Select and copy every line of the entries that contains the string "memory".

[Element region listings]
↓↓↓

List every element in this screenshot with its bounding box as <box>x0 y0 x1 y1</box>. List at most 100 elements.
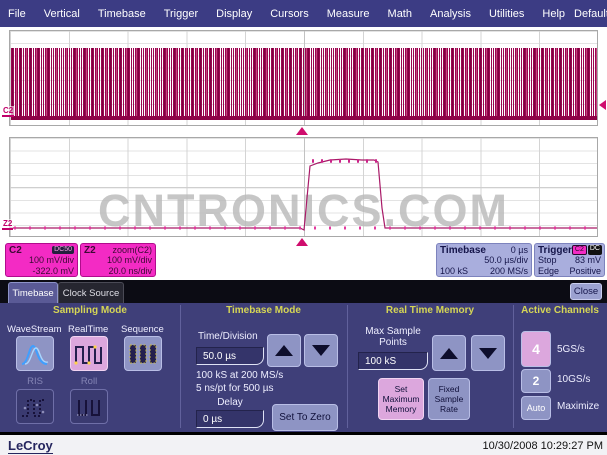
z2-descriptor-box[interactable]: Z2 zoom(C2) 100 mV/div 20.0 ns/div <box>80 243 156 277</box>
down-arrow-icon <box>479 348 497 359</box>
trigger-level: 83 mV <box>575 255 601 266</box>
c2-offset: -322.0 mV <box>32 266 74 277</box>
menu-math[interactable]: Math <box>379 8 421 20</box>
set-maximum-memory-button[interactable]: Set Maximum Memory <box>378 378 424 420</box>
timebase-title: Timebase <box>440 245 486 256</box>
sequence-icon <box>128 341 158 367</box>
menu-bar: File Vertical Timebase Trigger Display C… <box>0 0 607 27</box>
trigger-level-arrow-icon[interactable] <box>599 100 606 110</box>
main-grid <box>9 30 598 126</box>
memory-up-button[interactable] <box>432 335 466 371</box>
menu-analysis[interactable]: Analysis <box>421 8 480 20</box>
time-division-field[interactable]: 50.0 µs <box>196 347 264 365</box>
datetime: 10/30/2008 10:29:27 PM <box>483 440 603 452</box>
ris-button[interactable] <box>16 389 54 424</box>
ris-icon <box>20 394 50 420</box>
tab-timebase[interactable]: Timebase <box>8 282 58 303</box>
fixed-sample-rate-button[interactable]: Fixed Sample Rate <box>428 378 470 420</box>
down-arrow-icon <box>312 345 330 356</box>
c2-scale: 100 mV/div <box>29 255 74 266</box>
c2-id: C2 <box>9 245 22 256</box>
sampling-mode-header: Sampling Mode <box>0 305 180 316</box>
wavestream-button[interactable] <box>16 336 54 371</box>
delay-field[interactable]: 0 µs <box>196 410 264 428</box>
menu-measure[interactable]: Measure <box>318 8 379 20</box>
c2-descriptor-box[interactable]: C2 DC50 100 mV/div -322.0 mV <box>5 243 78 277</box>
ris-label: RIS <box>16 376 54 387</box>
roll-label: Roll <box>70 376 108 387</box>
channels-2-button[interactable]: 2 <box>521 369 551 393</box>
active-channels-header: Active Channels <box>513 305 607 316</box>
menu-utilities[interactable]: Utilities <box>480 8 533 20</box>
rate-10gs-label: 10GS/s <box>557 374 590 385</box>
time-division-up-button[interactable] <box>267 334 301 367</box>
memory-down-button[interactable] <box>471 335 505 371</box>
c2-baseline <box>11 116 597 120</box>
close-button[interactable]: Close <box>570 283 602 300</box>
lecroy-logo: LeCroy <box>8 438 53 454</box>
trigger-coupling-badge: DC <box>588 245 602 255</box>
maximize-label: Maximize <box>557 401 599 412</box>
roll-icon <box>74 394 104 420</box>
menu-timebase[interactable]: Timebase <box>89 8 155 20</box>
sequence-button[interactable] <box>124 336 162 371</box>
z2-pulse-trace <box>10 138 597 236</box>
time-division-down-button[interactable] <box>304 334 338 367</box>
timebase-rate: 200 MS/s <box>490 266 528 277</box>
menu-vertical[interactable]: Vertical <box>35 8 89 20</box>
max-sample-points-field[interactable]: 100 kS <box>358 352 428 370</box>
c2-trace-label: C2 <box>2 106 14 117</box>
realtime-icon <box>74 341 104 367</box>
real-time-memory-header: Real Time Memory <box>347 305 513 316</box>
trigger-type: Edge <box>538 266 559 277</box>
channels-4-button[interactable]: 4 <box>521 331 551 367</box>
zoom-grid <box>9 137 598 237</box>
sample-info-line1: 100 kS at 200 MS/s <box>196 370 283 381</box>
menu-trigger[interactable]: Trigger <box>155 8 207 20</box>
trigger-mode: Stop <box>538 255 557 266</box>
trigger-descriptor-box[interactable]: Trigger C2 DC Stop 83 mV Edge Positive <box>534 243 605 277</box>
timebase-mode-header: Timebase Mode <box>180 305 347 316</box>
trigger-slope: Positive <box>569 266 601 277</box>
delay-label: Delay <box>196 397 264 408</box>
sequence-label: Sequence <box>121 324 164 335</box>
realtime-label: RealTime <box>68 324 108 335</box>
timebase-dialog: Timebase Clock Source Close Sampling Mod… <box>0 280 607 433</box>
timebase-delay: 0 µs <box>511 245 528 256</box>
timebase-scale: 50.0 µs/div <box>484 255 528 266</box>
oscilloscope-screen: File Vertical Timebase Trigger Display C… <box>0 0 607 455</box>
z2-source: zoom(C2) <box>112 245 152 256</box>
timebase-descriptor-box[interactable]: Timebase 0 µs 50.0 µs/div 100 kS 200 MS/… <box>436 243 532 277</box>
up-arrow-icon <box>440 348 458 359</box>
z2-id: Z2 <box>84 245 96 256</box>
section-divider <box>180 305 181 428</box>
status-bar: LeCroy 10/30/2008 10:29:27 PM <box>0 433 607 455</box>
rate-5gs-label: 5GS/s <box>557 344 585 355</box>
zoom-position-marker-icon[interactable] <box>296 238 308 246</box>
sample-info-line2: 5 ns/pt for 500 µs <box>196 383 273 394</box>
roll-button[interactable] <box>70 389 108 424</box>
tab-clock-source[interactable]: Clock Source <box>58 282 124 303</box>
wavestream-icon <box>20 341 50 367</box>
c2-coupling-badge: DC50 <box>52 246 74 254</box>
dialog-tab-row: Timebase Clock Source Close <box>0 280 607 303</box>
max-sample-points-label: Max Sample Points <box>357 326 429 348</box>
menu-cursors[interactable]: Cursors <box>261 8 318 20</box>
trigger-source-badge: C2 <box>572 245 587 255</box>
realtime-button[interactable] <box>70 336 108 371</box>
section-divider <box>513 305 514 428</box>
menu-file[interactable]: File <box>5 8 35 20</box>
c2-burst-trace <box>11 48 597 117</box>
set-to-zero-button[interactable]: Set To Zero <box>272 404 338 431</box>
z2-timebase: 20.0 ns/div <box>108 266 152 277</box>
menu-help[interactable]: Help <box>533 8 574 20</box>
timebase-samples: 100 kS <box>440 266 468 277</box>
menu-display[interactable]: Display <box>207 8 261 20</box>
default-label: Default: <box>574 8 607 20</box>
time-division-label: Time/Division <box>198 331 258 342</box>
trigger-title: Trigger <box>538 245 572 256</box>
z2-scale: 100 mV/div <box>107 255 152 266</box>
section-divider <box>347 305 348 428</box>
trigger-time-marker-icon[interactable] <box>296 127 308 135</box>
channels-auto-button[interactable]: Auto <box>521 396 551 420</box>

↑↑↑

• [Answer for the task]
set-maximum-memory-button[interactable]: Set Maximum Memory <box>378 378 424 420</box>
memory-up-button[interactable] <box>432 335 466 371</box>
memory-down-button[interactable] <box>471 335 505 371</box>
real-time-memory-header: Real Time Memory <box>347 305 513 316</box>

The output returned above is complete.